[Records that describe figures]
------------------------------------------------
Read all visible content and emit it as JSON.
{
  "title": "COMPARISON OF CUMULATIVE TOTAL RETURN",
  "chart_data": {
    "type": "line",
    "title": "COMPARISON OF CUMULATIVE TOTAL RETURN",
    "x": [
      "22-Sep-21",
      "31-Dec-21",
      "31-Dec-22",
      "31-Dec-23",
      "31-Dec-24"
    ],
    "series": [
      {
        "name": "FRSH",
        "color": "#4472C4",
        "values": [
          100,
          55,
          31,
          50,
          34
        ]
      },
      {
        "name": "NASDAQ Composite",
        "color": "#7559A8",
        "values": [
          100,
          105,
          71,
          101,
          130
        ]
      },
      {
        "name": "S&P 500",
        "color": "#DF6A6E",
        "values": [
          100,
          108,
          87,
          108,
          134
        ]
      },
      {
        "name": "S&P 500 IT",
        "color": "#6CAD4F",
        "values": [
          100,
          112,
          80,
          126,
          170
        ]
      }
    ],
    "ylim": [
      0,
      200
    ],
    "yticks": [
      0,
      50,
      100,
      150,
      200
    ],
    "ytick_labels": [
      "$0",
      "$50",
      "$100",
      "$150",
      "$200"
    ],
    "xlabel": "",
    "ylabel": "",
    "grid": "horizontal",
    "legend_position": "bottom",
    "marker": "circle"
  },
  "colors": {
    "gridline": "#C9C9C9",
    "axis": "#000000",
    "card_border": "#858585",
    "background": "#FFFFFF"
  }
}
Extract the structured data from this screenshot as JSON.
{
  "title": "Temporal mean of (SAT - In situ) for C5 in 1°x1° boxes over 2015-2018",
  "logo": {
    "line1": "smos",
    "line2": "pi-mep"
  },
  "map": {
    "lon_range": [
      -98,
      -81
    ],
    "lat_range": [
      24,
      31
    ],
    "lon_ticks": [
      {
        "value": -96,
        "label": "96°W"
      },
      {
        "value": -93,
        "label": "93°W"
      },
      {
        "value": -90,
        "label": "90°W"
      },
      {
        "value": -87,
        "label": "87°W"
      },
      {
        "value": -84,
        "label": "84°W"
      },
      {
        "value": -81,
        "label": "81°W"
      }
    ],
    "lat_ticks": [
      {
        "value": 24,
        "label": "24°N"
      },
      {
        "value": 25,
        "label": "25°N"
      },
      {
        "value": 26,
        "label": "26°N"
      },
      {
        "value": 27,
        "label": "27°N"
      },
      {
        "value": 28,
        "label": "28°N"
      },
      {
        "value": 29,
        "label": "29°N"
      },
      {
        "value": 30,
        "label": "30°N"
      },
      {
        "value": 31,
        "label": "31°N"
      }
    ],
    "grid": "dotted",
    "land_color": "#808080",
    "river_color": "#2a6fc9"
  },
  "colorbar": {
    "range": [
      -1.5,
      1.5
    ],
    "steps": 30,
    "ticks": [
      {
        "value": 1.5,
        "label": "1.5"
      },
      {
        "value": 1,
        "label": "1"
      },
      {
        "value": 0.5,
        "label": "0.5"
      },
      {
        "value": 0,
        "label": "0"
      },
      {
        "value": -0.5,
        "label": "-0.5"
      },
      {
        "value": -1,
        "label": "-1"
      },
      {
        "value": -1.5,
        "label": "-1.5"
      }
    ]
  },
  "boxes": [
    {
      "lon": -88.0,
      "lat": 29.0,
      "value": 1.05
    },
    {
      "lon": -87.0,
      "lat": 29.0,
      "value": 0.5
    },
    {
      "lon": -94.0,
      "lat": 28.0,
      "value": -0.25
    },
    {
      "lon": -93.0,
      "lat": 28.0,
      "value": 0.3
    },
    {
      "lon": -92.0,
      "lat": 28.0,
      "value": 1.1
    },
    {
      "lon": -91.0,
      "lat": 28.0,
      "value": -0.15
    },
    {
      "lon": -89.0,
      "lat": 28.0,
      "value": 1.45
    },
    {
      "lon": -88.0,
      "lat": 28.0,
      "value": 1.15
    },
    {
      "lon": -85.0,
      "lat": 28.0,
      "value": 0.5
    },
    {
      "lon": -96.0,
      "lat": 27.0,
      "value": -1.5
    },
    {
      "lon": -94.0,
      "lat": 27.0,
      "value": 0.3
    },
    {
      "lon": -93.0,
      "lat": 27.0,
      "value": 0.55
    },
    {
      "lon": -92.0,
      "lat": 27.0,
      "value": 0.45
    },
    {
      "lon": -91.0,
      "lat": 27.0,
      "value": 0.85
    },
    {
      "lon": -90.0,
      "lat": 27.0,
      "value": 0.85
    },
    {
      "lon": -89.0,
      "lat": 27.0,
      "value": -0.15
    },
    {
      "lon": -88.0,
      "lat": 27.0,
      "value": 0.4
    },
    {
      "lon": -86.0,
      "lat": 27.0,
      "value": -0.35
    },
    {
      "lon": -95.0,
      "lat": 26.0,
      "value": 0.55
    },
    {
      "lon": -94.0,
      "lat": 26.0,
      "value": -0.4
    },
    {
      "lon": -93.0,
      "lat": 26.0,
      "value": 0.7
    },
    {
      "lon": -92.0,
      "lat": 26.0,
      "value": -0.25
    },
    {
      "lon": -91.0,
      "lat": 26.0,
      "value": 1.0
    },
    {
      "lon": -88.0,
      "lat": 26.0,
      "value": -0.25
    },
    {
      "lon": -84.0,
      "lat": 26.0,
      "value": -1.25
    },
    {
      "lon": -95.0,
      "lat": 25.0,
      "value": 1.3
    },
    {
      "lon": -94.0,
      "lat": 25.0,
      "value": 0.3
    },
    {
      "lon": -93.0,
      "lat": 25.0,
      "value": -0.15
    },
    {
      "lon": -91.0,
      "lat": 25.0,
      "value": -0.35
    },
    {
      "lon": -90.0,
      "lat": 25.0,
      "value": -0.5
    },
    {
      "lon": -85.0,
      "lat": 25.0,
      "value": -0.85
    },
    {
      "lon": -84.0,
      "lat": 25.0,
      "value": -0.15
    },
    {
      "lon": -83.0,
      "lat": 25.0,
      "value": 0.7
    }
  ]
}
------------------------------------------------
◆ **PROBLEM DESCRIPTION**: Using the material above, count the lines containing the word "COMPARISON". Reply with the number alone.

◆ **RESULT**: 2